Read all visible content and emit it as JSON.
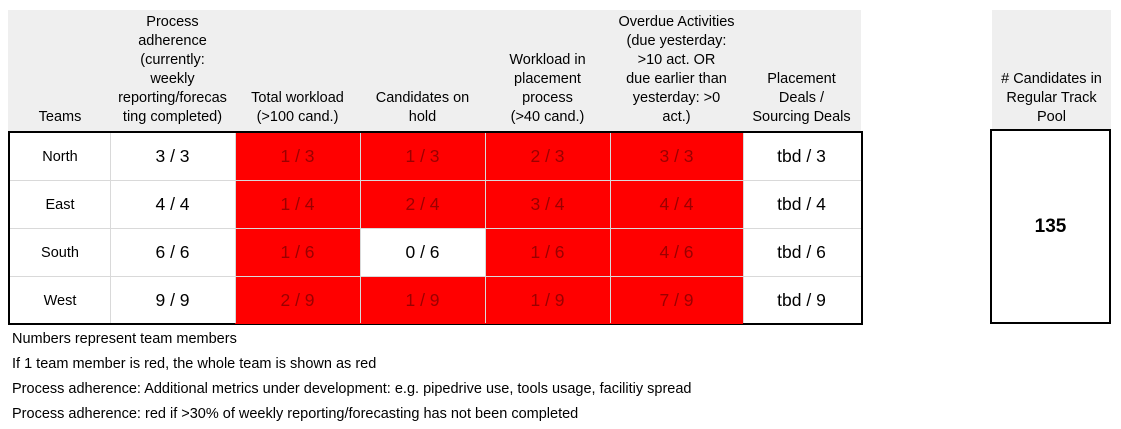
{
  "columns": [
    "Teams",
    "Process\nadherence\n(currently:\nweekly\nreporting/forecas\nting completed)",
    "Total workload\n(>100 cand.)",
    "Candidates on\nhold",
    "Workload in\nplacement\nprocess\n(>40 cand.)",
    "Overdue Activities\n(due yesterday:\n>10 act. OR\ndue earlier than\nyesterday: >0\nact.)",
    "Placement\nDeals /\nSourcing Deals"
  ],
  "rows": [
    {
      "team": "North",
      "cells": [
        {
          "value": "3 / 3",
          "status": "ok"
        },
        {
          "value": "1 / 3",
          "status": "red"
        },
        {
          "value": "1 / 3",
          "status": "red"
        },
        {
          "value": "2 / 3",
          "status": "red"
        },
        {
          "value": "3 / 3",
          "status": "red"
        },
        {
          "value": "tbd / 3",
          "status": "ok"
        }
      ]
    },
    {
      "team": "East",
      "cells": [
        {
          "value": "4 / 4",
          "status": "ok"
        },
        {
          "value": "1 / 4",
          "status": "red"
        },
        {
          "value": "2 / 4",
          "status": "red"
        },
        {
          "value": "3 / 4",
          "status": "red"
        },
        {
          "value": "4 / 4",
          "status": "red"
        },
        {
          "value": "tbd / 4",
          "status": "ok"
        }
      ]
    },
    {
      "team": "South",
      "cells": [
        {
          "value": "6 / 6",
          "status": "ok"
        },
        {
          "value": "1 / 6",
          "status": "red"
        },
        {
          "value": "0 / 6",
          "status": "ok"
        },
        {
          "value": "1 / 6",
          "status": "red"
        },
        {
          "value": "4 / 6",
          "status": "red"
        },
        {
          "value": "tbd / 6",
          "status": "ok"
        }
      ]
    },
    {
      "team": "West",
      "cells": [
        {
          "value": "9 / 9",
          "status": "ok"
        },
        {
          "value": "2 / 9",
          "status": "red"
        },
        {
          "value": "1 / 9",
          "status": "red"
        },
        {
          "value": "1 / 9",
          "status": "red"
        },
        {
          "value": "7 / 9",
          "status": "red"
        },
        {
          "value": "tbd / 9",
          "status": "ok"
        }
      ]
    }
  ],
  "pool": {
    "header": "# Candidates in\nRegular Track\nPool",
    "value": "135"
  },
  "notes": [
    "Numbers represent team members",
    "If 1 team member is red, the whole team is shown as red",
    "Process adherence: Additional metrics under development: e.g. pipedrive use, tools usage, facilitiy spread",
    "Process adherence: red if >30% of weekly reporting/forecasting has not been completed"
  ],
  "colors": {
    "red": "#ff0000",
    "red_text": "#9b0000",
    "header_bg": "#efefef"
  }
}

--

Given request →
Looking at the listing above, how many of its lines contain the string "Candidates"? Give the number alone.

Problem solution →
2